§ Problem statement: Repeat the data that follows, word for word, without the images.

· · ·

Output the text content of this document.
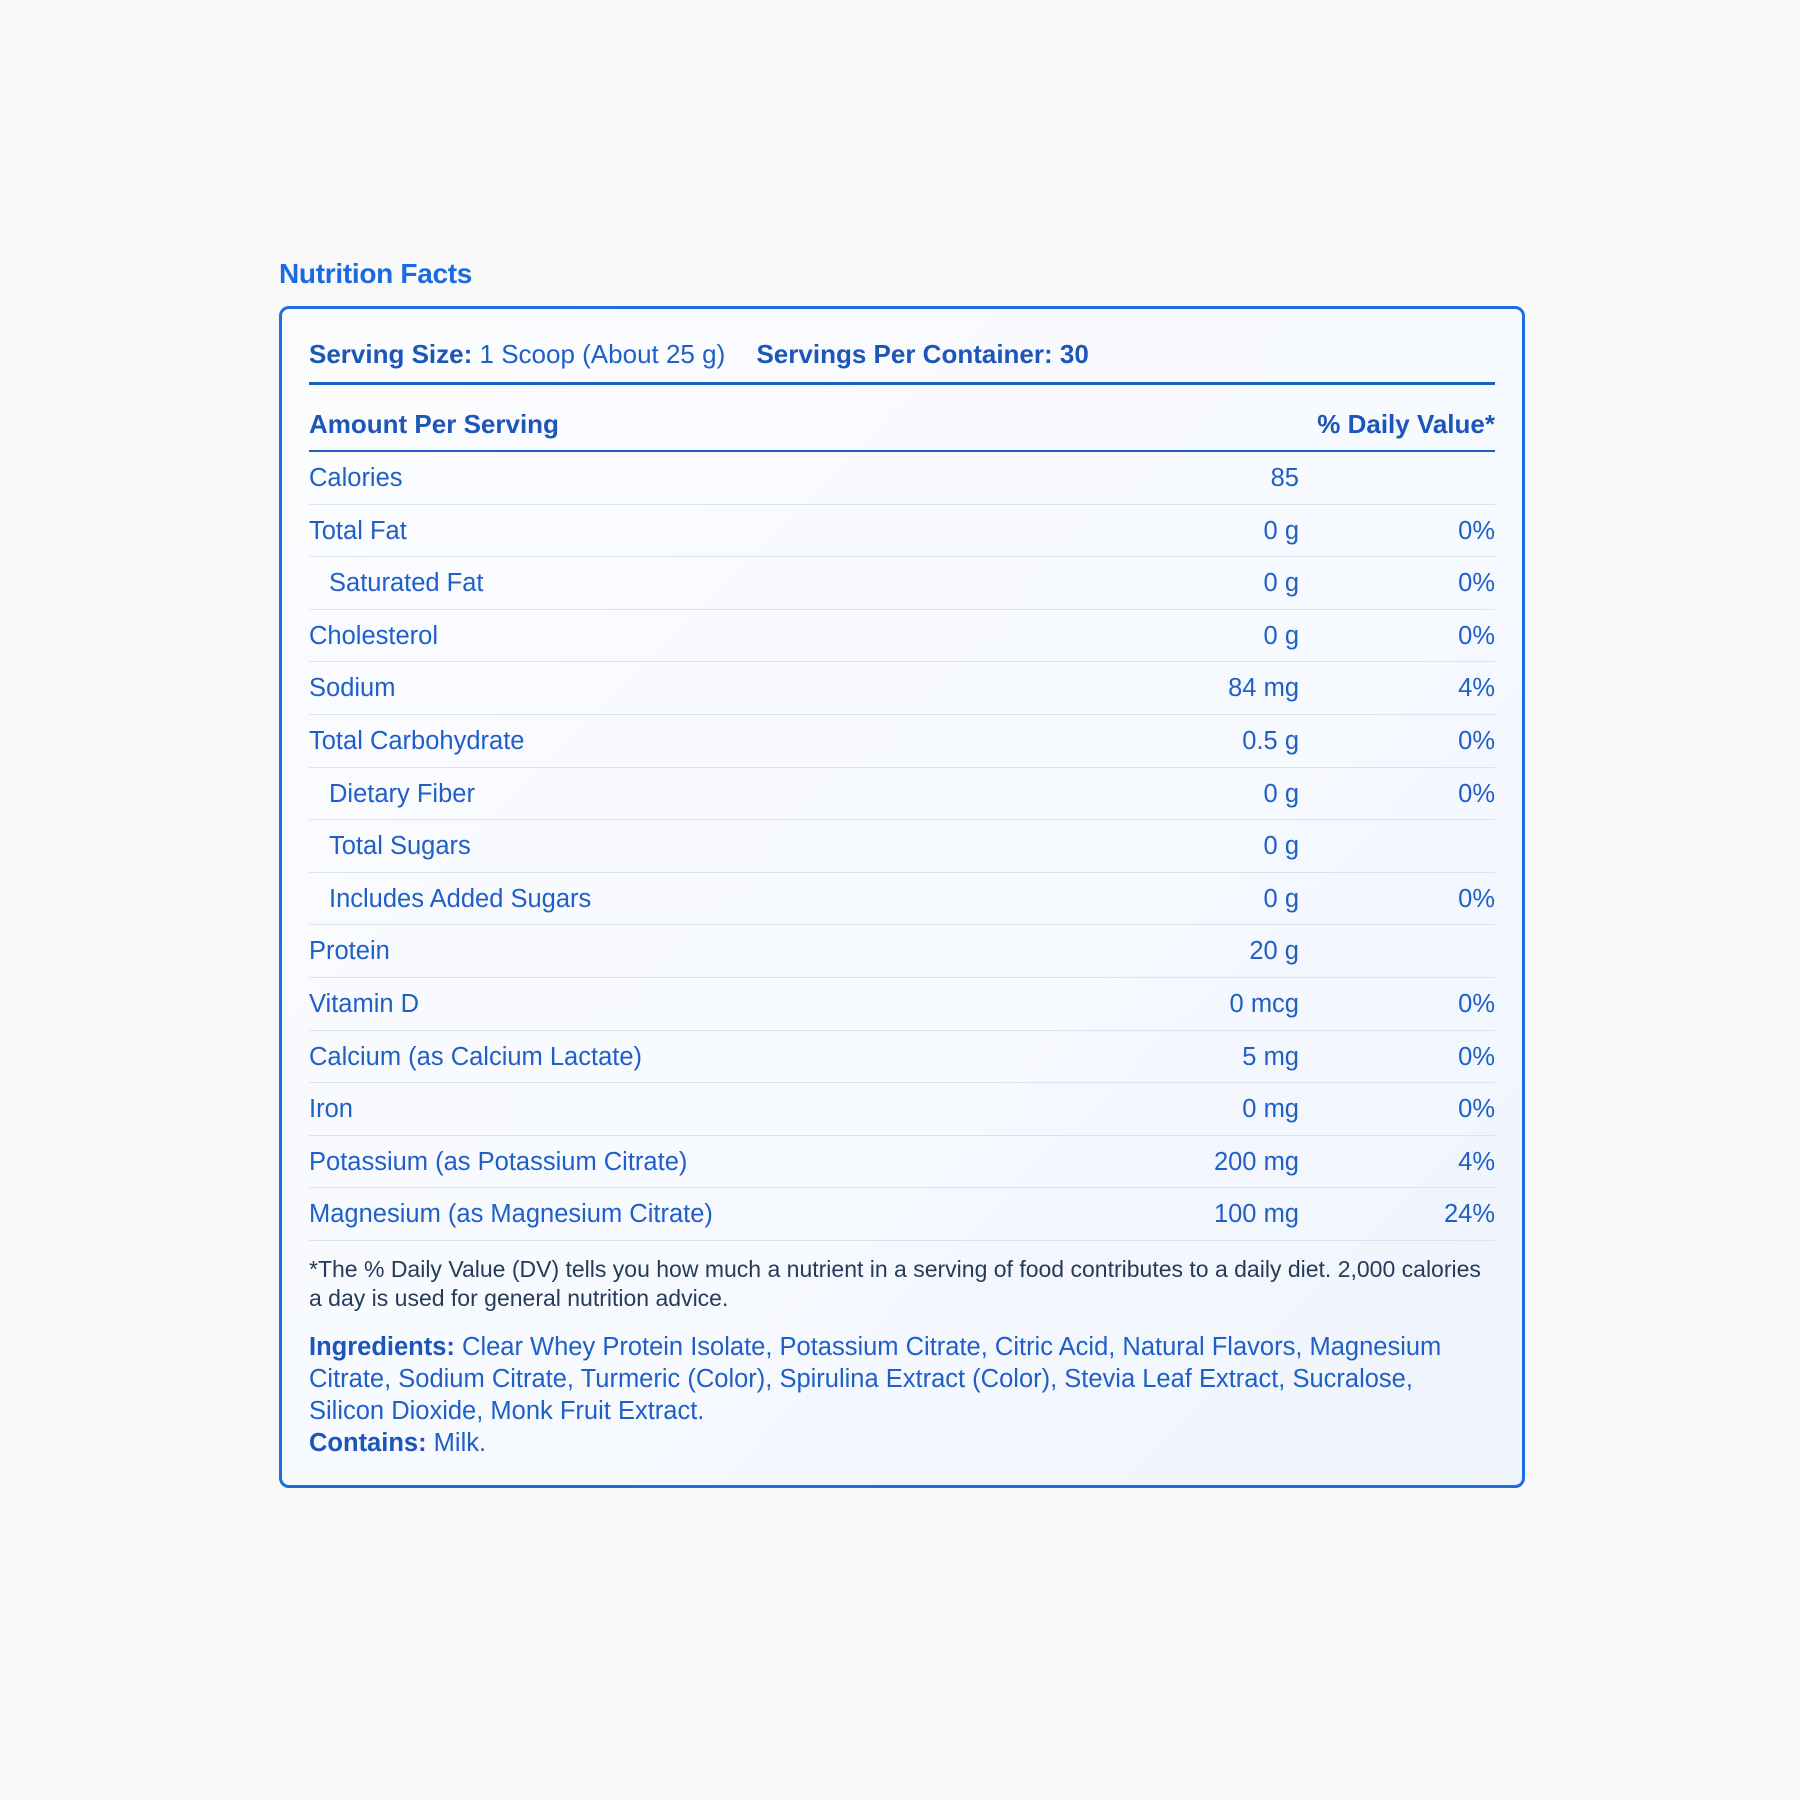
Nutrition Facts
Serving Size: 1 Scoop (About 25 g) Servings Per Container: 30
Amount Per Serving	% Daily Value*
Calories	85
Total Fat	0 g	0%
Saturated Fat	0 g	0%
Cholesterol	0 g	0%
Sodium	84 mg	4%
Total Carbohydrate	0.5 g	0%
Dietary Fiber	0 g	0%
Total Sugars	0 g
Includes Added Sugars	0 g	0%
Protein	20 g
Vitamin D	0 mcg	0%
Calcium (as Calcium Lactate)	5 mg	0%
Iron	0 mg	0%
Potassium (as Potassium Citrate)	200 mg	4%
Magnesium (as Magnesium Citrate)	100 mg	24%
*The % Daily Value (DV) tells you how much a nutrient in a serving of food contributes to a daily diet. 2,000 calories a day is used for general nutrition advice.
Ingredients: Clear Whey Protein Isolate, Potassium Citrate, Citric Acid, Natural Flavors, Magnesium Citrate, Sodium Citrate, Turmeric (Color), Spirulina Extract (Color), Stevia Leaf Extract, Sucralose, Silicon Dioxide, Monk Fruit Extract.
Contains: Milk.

· · ·

§ Answer for the task:
Output the text content of this document.
Nutrition Facts
Serving Size: 1 Scoop (About 25 g) Servings Per Container: 30
Amount Per Serving	% Daily Value*
Calories	85
Total Fat	0 g	0%
Saturated Fat	0 g	0%
Cholesterol	0 g	0%
Sodium	84 mg	4%
Total Carbohydrate	0.5 g	0%
Dietary Fiber	0 g	0%
Total Sugars	0 g
Includes Added Sugars	0 g	0%
Protein	20 g
Vitamin D	0 mcg	0%
Calcium (as Calcium Lactate)	5 mg	0%
Iron	0 mg	0%
Potassium (as Potassium Citrate)	200 mg	4%
Magnesium (as Magnesium Citrate)	100 mg	24%
*The % Daily Value (DV) tells you how much a nutrient in a serving of food contributes to a daily diet. 2,000 calories a day is used for general nutrition advice.
Ingredients: Clear Whey Protein Isolate, Potassium Citrate, Citric Acid, Natural Flavors, Magnesium Citrate, Sodium Citrate, Turmeric (Color), Spirulina Extract (Color), Stevia Leaf Extract, Sucralose, Silicon Dioxide, Monk Fruit Extract.
Contains: Milk.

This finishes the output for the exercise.